→ **WORK INSTRUCTIONS**
Repeat each record below exactly as given.

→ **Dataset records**
-----

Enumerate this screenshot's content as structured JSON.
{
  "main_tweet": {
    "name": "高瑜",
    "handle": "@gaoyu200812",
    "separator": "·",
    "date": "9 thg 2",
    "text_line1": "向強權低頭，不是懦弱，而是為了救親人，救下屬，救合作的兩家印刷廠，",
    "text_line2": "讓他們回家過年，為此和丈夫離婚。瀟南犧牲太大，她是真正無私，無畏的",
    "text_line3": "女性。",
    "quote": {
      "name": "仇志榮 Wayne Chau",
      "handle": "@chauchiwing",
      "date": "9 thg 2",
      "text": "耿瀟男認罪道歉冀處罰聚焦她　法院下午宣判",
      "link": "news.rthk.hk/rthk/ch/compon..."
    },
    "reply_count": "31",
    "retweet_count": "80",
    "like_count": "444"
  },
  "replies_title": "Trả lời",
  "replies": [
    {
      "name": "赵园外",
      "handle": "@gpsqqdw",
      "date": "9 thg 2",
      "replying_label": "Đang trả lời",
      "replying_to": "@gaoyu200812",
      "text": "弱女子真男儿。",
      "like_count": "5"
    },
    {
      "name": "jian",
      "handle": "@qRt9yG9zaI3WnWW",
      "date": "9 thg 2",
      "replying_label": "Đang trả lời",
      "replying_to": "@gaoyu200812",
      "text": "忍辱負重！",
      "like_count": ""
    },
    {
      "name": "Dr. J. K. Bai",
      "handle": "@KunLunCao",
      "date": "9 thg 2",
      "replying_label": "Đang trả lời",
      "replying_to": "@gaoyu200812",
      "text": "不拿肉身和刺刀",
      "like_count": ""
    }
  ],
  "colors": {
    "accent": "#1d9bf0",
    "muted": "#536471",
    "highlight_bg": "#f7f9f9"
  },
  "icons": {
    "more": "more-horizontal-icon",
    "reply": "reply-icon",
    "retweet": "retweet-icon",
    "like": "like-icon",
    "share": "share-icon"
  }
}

-----

→ **THE OUTPUT**
Enumerate this screenshot's content as structured JSON.
{
  "main_tweet": {
    "name": "高瑜",
    "handle": "@gaoyu200812",
    "separator": "·",
    "date": "9 thg 2",
    "text_line1": "向強權低頭，不是懦弱，而是為了救親人，救下屬，救合作的兩家印刷廠，",
    "text_line2": "讓他們回家過年，為此和丈夫離婚。瀟南犧牲太大，她是真正無私，無畏的",
    "text_line3": "女性。",
    "quote": {
      "name": "仇志榮 Wayne Chau",
      "handle": "@chauchiwing",
      "date": "9 thg 2",
      "text": "耿瀟男認罪道歉冀處罰聚焦她　法院下午宣判",
      "link": "news.rthk.hk/rthk/ch/compon..."
    },
    "reply_count": "31",
    "retweet_count": "80",
    "like_count": "444"
  },
  "replies_title": "Trả lời",
  "replies": [
    {
      "name": "赵园外",
      "handle": "@gpsqqdw",
      "date": "9 thg 2",
      "replying_label": "Đang trả lời",
      "replying_to": "@gaoyu200812",
      "text": "弱女子真男儿。",
      "like_count": "5"
    },
    {
      "name": "jian",
      "handle": "@qRt9yG9zaI3WnWW",
      "date": "9 thg 2",
      "replying_label": "Đang trả lời",
      "replying_to": "@gaoyu200812",
      "text": "忍辱負重！",
      "like_count": ""
    },
    {
      "name": "Dr. J. K. Bai",
      "handle": "@KunLunCao",
      "date": "9 thg 2",
      "replying_label": "Đang trả lời",
      "replying_to": "@gaoyu200812",
      "text": "不拿肉身和刺刀",
      "like_count": ""
    }
  ],
  "colors": {
    "accent": "#1d9bf0",
    "muted": "#536471",
    "highlight_bg": "#f7f9f9"
  },
  "icons": {
    "more": "more-horizontal-icon",
    "reply": "reply-icon",
    "retweet": "retweet-icon",
    "like": "like-icon",
    "share": "share-icon"
  }
}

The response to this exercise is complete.